> _QUESTIONS_:
• 1. In the blog post, what grade does the writer give the Spicy Beef?
• 2. Go on with the blog post from the point where it stops.

I really miss the Halloween season and I know that is a huge nerd thing to say at age 32  but it is true. I found myself cruising old X-E Halloween articles this morning and I was yearning for cider, pumpkins, John Carpenter, and amazing K-Mart retail gold. But it is only March and to wish Halloween here means I would want 6 months to skip by and that’s another step closer to 33. So, perhaps I will have my own private Halloween in April. Even David Bowie day is still months off. Mother!

If you are ever bored or want some feel-good time killers I can not recommend strongly enough to cruise over to Review the World and hit up Brian’s articles and videos. It’s a really fun place that makes you appreciate all the little things. My favorites videos are these three. I just love how positive life is for Brian and I’ll say it. It’s inspirational.Plus, I write for him from time to time. I might have another one on the way there soon. I’ll let you know.

I had a dream last night that my car’s engine caught fire and I was stranded at a youth’s church lock-in. I can’t decide which would be worse now that I think about it. I will say, it was nice to wake up and look out the window to see my car was still all together. What the Hell is going on in my life that I dream that shit?

I am about to order Chinese food and that makes me so happy I will do a dance of joy. Please wait.

Alright, I am back. About Chinese food. I think I might break the norm and not go Kung Pao tonight even though I love it. No, I think tonight I will go crazy and get something completely different. But I am not sure what. Oooo, this is so crazy! I need to get out more, huh?

*2 Hours later*

Got the Spicy Beef. Not so great and not so spicy. I would say C minus. What are you going to do? At least my fortune said people where talking about me in a good way. Thanks everyone!

Off to watch Drag Me To Hell! I have heard good things and as a Sam Raimi fan, I have high hopes. Have a great night. I’ll be here, just messing with my cat. She’s a good sport.

Ida-NOOOOOOO!

I do apologize for the week plus hiatus. Getting situated and orientated really has left me no time to update. But I can promise you I have much to tell. So be a dear and put the tea kettle on; I have stories. Actually those will have to wait a day. For now, I want to share some observations I have about Idaho.

  1. There are far more bars than churches. There was even a bar next to the exit of my street that had a place out front where people can tie up their horse. Let me say that again. They have designated horse parking.

Page layout parsing data
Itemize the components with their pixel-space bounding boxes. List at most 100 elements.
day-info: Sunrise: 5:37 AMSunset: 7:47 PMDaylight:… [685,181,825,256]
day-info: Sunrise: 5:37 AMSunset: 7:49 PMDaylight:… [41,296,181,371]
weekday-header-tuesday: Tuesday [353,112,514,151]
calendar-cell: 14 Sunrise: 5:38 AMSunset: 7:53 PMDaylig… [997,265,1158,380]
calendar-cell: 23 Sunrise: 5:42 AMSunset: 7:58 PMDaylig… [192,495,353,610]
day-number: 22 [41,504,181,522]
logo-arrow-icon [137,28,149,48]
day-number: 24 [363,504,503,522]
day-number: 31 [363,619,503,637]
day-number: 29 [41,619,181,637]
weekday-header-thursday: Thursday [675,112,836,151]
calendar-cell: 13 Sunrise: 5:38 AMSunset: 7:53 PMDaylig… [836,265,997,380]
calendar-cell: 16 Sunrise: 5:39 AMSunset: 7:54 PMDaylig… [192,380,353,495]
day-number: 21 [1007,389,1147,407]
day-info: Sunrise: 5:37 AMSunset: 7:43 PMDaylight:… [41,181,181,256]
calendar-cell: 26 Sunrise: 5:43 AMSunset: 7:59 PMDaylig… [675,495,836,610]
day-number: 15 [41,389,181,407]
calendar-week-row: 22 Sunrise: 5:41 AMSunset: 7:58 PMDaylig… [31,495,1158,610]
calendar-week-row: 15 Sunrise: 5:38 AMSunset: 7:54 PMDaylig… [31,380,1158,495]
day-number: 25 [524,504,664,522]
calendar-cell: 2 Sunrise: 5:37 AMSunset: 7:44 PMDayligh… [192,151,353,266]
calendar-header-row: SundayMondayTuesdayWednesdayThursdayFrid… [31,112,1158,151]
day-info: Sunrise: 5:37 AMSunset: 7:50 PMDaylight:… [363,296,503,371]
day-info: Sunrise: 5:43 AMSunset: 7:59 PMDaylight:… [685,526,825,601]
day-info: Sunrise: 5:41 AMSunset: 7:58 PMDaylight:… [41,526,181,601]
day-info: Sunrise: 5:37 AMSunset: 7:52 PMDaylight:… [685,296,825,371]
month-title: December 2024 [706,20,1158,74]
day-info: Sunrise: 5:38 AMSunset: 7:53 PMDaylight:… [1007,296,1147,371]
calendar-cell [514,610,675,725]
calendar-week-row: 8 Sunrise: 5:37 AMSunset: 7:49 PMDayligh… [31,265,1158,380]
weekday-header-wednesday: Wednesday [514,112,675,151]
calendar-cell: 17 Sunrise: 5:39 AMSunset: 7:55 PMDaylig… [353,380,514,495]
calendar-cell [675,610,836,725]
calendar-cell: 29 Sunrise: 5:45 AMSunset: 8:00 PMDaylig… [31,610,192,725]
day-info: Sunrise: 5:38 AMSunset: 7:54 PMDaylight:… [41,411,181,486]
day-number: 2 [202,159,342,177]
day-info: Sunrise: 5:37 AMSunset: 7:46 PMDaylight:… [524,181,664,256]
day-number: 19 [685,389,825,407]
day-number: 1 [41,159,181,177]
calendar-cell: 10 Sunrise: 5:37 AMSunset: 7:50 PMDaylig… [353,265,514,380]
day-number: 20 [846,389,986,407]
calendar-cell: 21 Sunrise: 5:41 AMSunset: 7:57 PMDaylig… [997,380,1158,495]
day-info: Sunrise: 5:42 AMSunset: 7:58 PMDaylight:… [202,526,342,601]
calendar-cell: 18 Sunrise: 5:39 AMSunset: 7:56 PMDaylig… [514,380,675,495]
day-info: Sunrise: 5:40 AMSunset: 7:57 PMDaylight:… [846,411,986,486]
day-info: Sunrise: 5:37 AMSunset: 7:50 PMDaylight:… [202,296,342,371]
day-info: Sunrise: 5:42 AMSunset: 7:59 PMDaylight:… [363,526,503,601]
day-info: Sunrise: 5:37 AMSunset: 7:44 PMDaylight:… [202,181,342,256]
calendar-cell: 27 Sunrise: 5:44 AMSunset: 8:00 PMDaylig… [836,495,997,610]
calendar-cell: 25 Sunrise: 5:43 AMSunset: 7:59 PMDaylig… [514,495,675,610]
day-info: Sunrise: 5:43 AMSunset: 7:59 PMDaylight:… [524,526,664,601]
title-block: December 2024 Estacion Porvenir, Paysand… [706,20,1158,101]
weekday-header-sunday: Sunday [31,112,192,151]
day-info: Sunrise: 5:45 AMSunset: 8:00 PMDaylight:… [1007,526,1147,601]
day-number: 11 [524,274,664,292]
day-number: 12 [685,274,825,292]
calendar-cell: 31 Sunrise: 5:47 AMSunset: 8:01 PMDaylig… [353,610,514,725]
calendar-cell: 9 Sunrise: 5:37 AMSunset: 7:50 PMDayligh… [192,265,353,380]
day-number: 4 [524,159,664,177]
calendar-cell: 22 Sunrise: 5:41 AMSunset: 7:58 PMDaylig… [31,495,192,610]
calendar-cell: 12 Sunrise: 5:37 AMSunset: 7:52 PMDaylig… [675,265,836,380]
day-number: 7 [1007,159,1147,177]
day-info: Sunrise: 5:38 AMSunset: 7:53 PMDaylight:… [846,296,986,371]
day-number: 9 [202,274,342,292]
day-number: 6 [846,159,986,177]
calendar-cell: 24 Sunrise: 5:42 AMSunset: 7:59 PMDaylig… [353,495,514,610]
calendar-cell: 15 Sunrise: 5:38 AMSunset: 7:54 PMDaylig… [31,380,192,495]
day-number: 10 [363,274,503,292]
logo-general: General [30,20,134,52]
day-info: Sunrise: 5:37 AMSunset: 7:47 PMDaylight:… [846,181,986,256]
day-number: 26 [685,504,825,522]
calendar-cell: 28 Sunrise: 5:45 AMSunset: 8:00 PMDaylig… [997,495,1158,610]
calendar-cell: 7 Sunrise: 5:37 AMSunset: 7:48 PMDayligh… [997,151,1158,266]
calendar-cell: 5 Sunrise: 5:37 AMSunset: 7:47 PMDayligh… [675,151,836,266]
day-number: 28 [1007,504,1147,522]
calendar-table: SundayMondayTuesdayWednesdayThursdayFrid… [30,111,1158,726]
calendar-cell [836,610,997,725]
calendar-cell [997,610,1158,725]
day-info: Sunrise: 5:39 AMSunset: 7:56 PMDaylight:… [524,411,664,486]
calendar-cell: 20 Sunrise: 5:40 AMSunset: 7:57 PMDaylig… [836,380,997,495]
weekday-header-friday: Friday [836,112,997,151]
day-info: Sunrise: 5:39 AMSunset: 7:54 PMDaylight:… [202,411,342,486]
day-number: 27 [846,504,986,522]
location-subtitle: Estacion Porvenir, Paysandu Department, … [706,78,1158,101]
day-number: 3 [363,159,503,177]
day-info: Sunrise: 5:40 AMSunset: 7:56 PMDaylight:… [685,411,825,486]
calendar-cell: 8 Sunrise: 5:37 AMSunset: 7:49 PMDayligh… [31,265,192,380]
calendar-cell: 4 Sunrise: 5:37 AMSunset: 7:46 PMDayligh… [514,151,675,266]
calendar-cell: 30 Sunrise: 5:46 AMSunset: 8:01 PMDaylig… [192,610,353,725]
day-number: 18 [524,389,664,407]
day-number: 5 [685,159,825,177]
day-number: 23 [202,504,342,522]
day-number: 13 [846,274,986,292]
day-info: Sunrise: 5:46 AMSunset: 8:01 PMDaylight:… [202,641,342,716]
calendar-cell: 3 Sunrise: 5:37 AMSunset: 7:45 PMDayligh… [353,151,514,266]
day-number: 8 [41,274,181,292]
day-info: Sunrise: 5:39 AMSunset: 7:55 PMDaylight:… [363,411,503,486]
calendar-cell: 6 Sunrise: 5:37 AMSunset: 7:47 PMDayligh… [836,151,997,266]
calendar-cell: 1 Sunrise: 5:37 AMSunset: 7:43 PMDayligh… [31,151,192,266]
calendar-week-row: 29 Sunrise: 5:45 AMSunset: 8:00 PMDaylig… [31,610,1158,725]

> _TASK RESPONSES_:
• 1. C minus.

• 2.
  2. Just because it says that the restaurant is Chinese doesn’t mean that the people working there are. My waitress from last night was Claire and she lived in Idaho her whole life. Steven was her husband. He was the cook.
  3. Every Wednesday night is “No Smoking Night” at the local bowling alley. Any other night, smoke ’em if you got ’em!
  4. Past Coeur d Alene, the driving rules turn to “what is deemed acceptable” which means, there isn’t very much that is enforced. I suppose what Idahoans deem acceptable is to turn around in the seat, bend over and put their face on the backseat and drive with their feet. Because that is the only way I can rationalize some of the maneuvers I have witnessed on 95.
  5. I haven’t seen a minority in weeks and I am beginning to freak out.
  6. Common health notions like smoking is bad for your health, chewing tobacco causes cancer, eating more than 15 bean and cheese burritos a day can increase risk of heart disease and deodorant hasn’t quite made it here yet.
  7. The moustache hasn’t died here. It’s alive and well.
  8. Neither has the mullet.
  9. Being from Georgia I am always shocked when I am talking with a “country” looking fellow and he has no southern accent. It’s the weirdest thing.
  10. I often sit next to some guy who has dirty, grimy hands but he took the time to put on enough cologne for the two of us. And by “enough for the two of us” I mean I smelled like “Midnight Cowboy” from Walmart for the rest of the night.

I love it here. I was starting to run dry of material in Atlanta and now the cup runith over. Or something like that. Fitnessmacabre will be rocking, I pray, by Friday. It’s all up to Northface as to the sponsor regulations. Not my fault I swear! Blame Sarah. She can take the heat. J/K Sarah. Keep a look out because Cristunity has a great article when it launches.